## Work required
Search the data below, and report every line in which "value" occurs.

## Excerpted data
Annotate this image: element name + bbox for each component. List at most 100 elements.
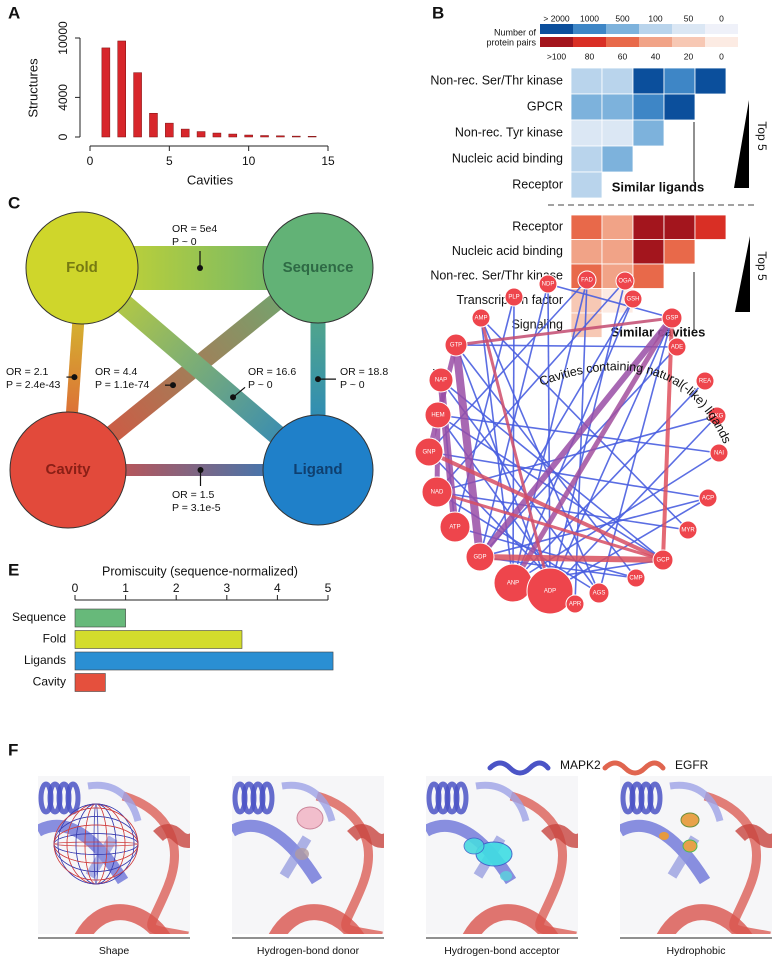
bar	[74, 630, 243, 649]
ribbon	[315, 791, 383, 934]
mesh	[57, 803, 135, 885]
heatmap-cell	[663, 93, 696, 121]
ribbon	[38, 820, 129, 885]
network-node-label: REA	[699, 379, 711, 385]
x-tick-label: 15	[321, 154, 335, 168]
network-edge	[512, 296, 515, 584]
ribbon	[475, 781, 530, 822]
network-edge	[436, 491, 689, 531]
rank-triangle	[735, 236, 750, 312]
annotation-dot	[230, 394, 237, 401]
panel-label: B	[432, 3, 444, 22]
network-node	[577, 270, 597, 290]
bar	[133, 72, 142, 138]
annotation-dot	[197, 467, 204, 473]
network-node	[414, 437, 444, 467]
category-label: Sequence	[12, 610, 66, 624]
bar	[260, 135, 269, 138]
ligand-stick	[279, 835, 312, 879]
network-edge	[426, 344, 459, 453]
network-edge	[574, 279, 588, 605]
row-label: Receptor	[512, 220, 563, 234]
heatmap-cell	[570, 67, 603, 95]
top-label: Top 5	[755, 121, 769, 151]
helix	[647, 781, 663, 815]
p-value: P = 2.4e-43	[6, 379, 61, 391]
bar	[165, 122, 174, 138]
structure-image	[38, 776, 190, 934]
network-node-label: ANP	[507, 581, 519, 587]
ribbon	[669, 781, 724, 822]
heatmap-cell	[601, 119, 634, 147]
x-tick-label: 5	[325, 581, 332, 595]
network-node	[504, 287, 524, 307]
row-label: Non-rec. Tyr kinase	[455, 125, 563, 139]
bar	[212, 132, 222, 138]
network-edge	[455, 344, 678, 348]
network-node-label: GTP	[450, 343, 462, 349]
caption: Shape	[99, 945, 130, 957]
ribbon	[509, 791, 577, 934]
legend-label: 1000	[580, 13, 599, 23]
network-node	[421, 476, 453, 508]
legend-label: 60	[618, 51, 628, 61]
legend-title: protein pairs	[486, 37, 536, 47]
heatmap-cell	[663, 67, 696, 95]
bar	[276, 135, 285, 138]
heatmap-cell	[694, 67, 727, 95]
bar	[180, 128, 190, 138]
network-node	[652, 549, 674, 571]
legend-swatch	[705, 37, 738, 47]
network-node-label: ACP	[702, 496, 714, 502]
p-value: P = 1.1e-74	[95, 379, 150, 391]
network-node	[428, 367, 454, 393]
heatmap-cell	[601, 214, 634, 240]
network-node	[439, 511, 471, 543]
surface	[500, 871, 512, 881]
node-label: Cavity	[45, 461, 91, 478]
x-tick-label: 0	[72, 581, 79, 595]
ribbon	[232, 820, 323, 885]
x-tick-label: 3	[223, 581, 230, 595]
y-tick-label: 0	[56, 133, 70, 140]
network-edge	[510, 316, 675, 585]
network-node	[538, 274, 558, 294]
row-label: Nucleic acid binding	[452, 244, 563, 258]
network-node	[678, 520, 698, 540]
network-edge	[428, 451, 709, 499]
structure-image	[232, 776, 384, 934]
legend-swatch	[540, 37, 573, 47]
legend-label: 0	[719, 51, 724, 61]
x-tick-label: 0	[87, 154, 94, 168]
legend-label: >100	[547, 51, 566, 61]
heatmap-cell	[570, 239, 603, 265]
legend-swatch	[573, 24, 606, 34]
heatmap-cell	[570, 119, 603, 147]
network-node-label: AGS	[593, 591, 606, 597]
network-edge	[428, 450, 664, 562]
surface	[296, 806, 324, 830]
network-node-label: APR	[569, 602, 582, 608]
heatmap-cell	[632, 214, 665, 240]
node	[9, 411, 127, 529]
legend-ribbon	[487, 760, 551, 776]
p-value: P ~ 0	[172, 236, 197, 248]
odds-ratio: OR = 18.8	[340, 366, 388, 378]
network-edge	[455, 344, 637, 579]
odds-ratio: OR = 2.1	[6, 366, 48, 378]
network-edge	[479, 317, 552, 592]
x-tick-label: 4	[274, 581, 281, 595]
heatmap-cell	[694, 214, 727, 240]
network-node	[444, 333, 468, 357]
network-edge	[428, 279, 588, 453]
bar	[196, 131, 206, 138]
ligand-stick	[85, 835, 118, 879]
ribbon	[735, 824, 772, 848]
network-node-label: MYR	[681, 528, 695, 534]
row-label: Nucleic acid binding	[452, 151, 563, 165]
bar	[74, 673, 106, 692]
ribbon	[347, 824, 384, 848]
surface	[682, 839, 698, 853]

## Answer for this exercise
p-value: P = 2.4e-43	[6, 379, 61, 391]
p-value: P = 1.1e-74	[95, 379, 150, 391]
p-value: P ~ 0	[172, 236, 197, 248]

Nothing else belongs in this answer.